Copy out every line in which the string "Profit" occurs.

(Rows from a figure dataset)
--- START ---

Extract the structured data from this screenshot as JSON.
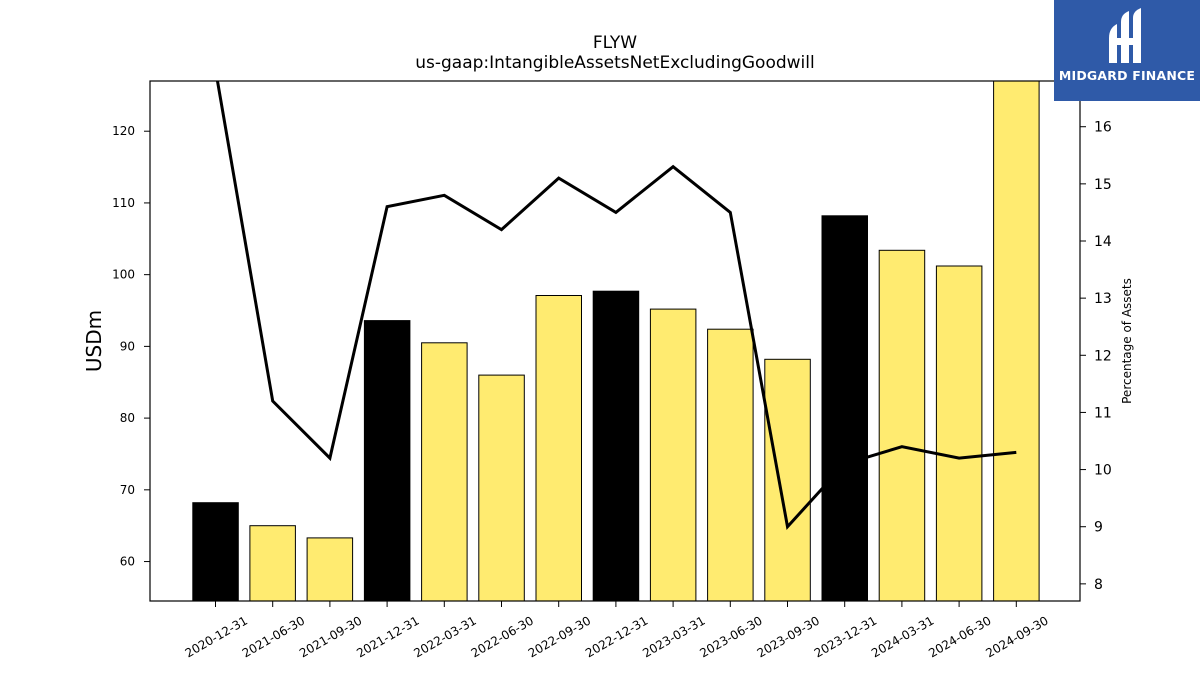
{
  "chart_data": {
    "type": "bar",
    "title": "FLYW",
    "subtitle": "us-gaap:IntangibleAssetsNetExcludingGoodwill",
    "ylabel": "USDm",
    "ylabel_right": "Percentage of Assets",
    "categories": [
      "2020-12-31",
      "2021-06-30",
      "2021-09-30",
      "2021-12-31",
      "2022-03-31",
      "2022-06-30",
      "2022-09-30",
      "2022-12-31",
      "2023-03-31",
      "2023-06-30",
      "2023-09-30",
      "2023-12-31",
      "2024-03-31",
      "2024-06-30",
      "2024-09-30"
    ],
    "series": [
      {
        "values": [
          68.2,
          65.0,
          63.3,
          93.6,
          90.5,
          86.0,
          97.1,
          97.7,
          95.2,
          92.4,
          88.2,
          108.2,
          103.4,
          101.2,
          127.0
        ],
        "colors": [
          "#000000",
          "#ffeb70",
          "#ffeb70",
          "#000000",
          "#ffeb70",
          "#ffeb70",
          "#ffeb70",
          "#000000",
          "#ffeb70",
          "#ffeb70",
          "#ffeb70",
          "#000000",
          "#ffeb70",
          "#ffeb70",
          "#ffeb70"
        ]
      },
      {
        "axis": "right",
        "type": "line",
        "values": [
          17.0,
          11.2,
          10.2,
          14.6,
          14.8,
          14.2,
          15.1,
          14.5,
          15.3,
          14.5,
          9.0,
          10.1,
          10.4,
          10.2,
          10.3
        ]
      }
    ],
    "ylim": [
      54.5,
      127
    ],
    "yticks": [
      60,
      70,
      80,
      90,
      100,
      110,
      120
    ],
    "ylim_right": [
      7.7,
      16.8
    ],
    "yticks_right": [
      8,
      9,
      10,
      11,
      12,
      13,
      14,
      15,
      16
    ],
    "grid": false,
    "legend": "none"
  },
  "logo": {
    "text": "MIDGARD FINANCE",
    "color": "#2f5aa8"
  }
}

--- END ---
--- START ---

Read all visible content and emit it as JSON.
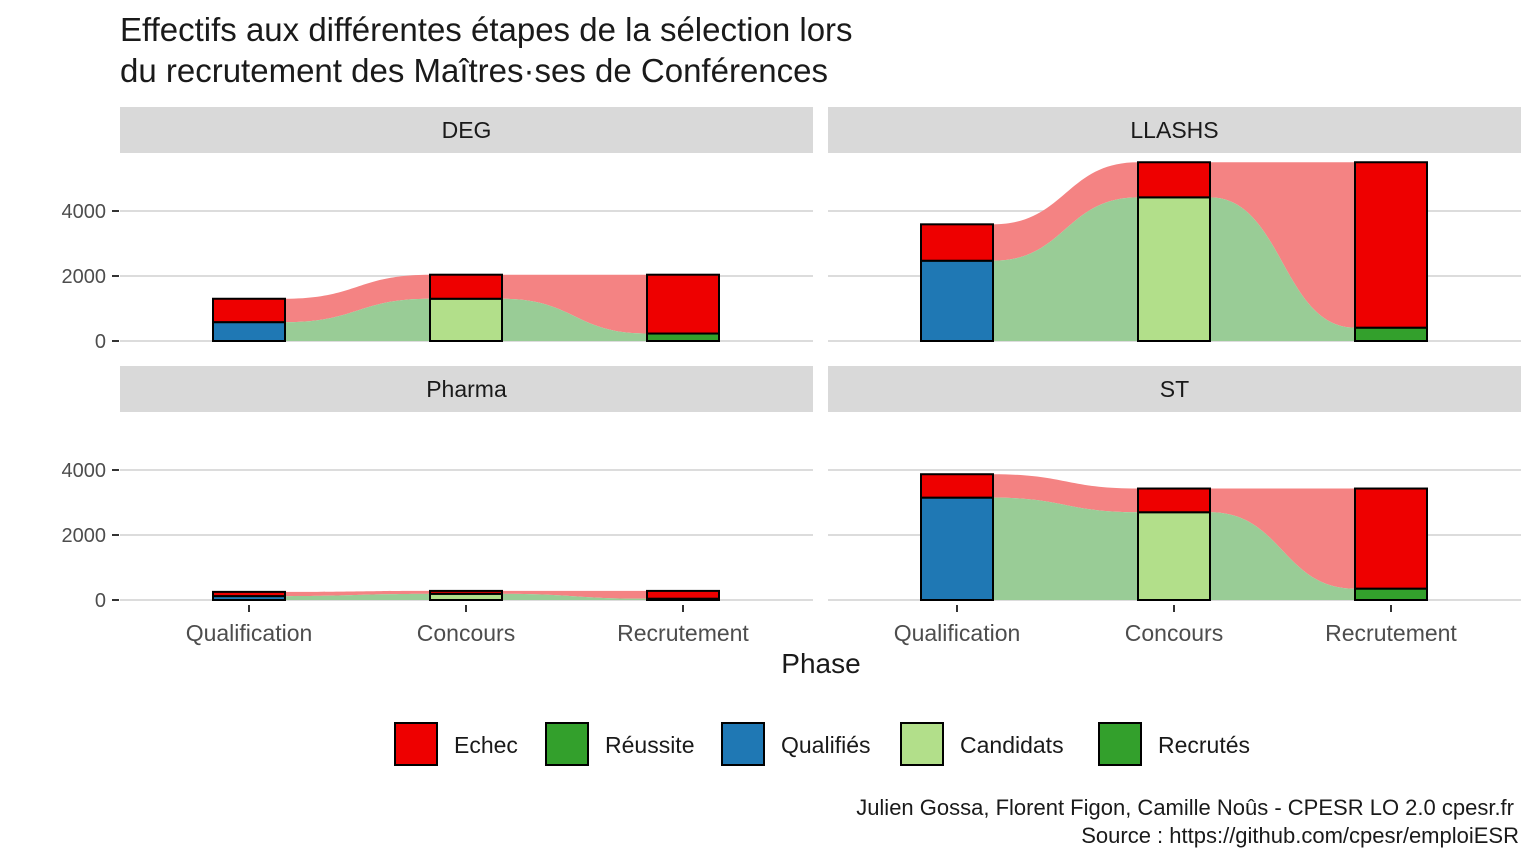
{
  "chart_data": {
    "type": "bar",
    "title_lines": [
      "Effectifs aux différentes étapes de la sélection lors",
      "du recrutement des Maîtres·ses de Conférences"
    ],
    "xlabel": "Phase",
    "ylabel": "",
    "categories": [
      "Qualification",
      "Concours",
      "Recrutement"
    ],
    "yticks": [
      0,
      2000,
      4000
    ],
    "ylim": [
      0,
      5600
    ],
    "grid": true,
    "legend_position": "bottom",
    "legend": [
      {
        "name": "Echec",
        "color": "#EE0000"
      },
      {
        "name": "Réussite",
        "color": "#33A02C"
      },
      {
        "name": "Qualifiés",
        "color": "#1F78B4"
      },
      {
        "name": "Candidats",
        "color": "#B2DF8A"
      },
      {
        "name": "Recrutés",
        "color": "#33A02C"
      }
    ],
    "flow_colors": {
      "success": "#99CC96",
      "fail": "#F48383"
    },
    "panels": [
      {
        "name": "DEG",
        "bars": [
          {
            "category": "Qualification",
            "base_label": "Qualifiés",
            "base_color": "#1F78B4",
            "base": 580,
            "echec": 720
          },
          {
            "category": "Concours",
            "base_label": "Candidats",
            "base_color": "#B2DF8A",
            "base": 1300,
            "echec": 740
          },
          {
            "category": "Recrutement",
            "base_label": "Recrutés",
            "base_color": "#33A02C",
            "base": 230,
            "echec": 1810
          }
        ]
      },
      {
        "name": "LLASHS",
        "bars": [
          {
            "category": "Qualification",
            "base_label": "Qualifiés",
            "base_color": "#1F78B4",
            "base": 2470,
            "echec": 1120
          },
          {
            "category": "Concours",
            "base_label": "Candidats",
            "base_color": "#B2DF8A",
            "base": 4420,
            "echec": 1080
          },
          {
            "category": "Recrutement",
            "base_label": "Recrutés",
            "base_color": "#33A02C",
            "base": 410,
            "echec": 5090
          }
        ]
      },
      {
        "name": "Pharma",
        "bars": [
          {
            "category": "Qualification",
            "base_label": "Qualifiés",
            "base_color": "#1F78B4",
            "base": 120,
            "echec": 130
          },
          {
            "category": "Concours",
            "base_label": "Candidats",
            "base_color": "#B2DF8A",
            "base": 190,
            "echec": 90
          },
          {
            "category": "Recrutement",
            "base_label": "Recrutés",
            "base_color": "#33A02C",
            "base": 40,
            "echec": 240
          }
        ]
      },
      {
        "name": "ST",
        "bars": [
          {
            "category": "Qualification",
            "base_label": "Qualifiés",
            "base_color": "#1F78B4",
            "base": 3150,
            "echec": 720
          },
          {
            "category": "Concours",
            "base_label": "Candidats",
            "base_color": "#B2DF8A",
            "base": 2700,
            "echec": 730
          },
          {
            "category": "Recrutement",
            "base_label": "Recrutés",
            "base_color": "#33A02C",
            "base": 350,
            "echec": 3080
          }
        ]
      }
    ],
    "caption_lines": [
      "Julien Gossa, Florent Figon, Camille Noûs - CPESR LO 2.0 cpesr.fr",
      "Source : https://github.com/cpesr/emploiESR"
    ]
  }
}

--- END ---
--- START ---

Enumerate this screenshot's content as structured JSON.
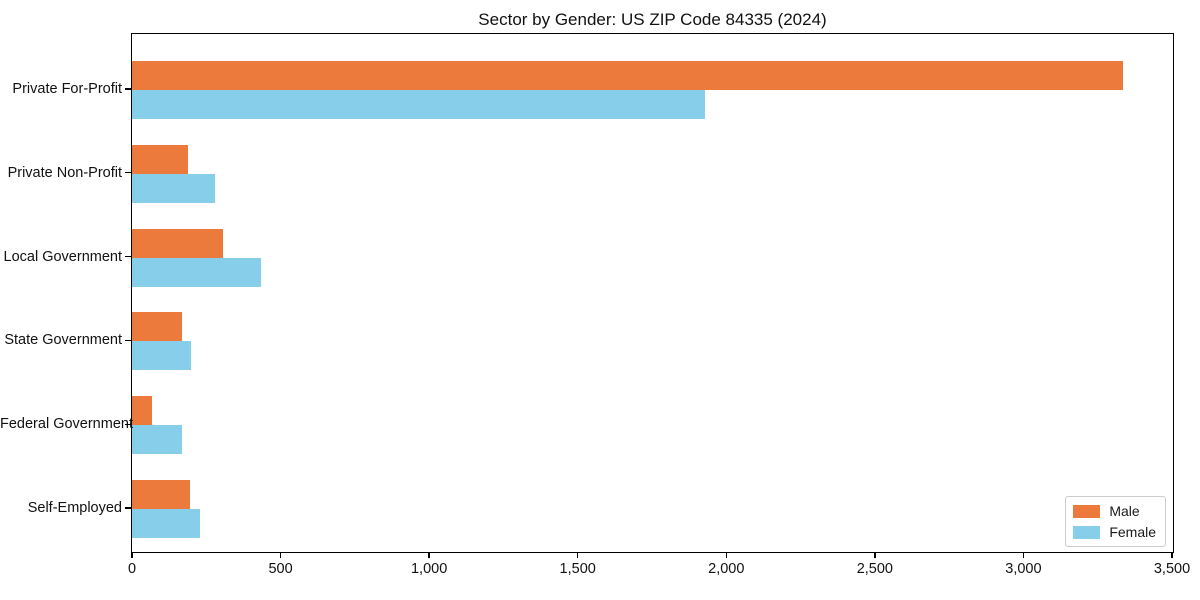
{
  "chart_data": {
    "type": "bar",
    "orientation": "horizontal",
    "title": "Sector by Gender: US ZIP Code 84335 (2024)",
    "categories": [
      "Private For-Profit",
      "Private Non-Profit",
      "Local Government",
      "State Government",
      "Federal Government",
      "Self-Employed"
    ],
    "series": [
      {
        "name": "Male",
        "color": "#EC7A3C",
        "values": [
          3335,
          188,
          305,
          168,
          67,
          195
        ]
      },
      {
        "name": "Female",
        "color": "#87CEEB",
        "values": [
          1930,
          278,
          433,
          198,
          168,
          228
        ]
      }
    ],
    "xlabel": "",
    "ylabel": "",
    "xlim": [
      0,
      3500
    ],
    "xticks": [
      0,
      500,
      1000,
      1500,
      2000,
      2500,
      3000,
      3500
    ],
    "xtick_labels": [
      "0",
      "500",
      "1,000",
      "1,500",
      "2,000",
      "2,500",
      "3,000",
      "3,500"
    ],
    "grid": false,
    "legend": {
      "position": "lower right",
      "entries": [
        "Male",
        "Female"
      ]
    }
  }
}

--- END ---

Correct answer ▸
      "Private For-Profit",
      "Private Non-Profit",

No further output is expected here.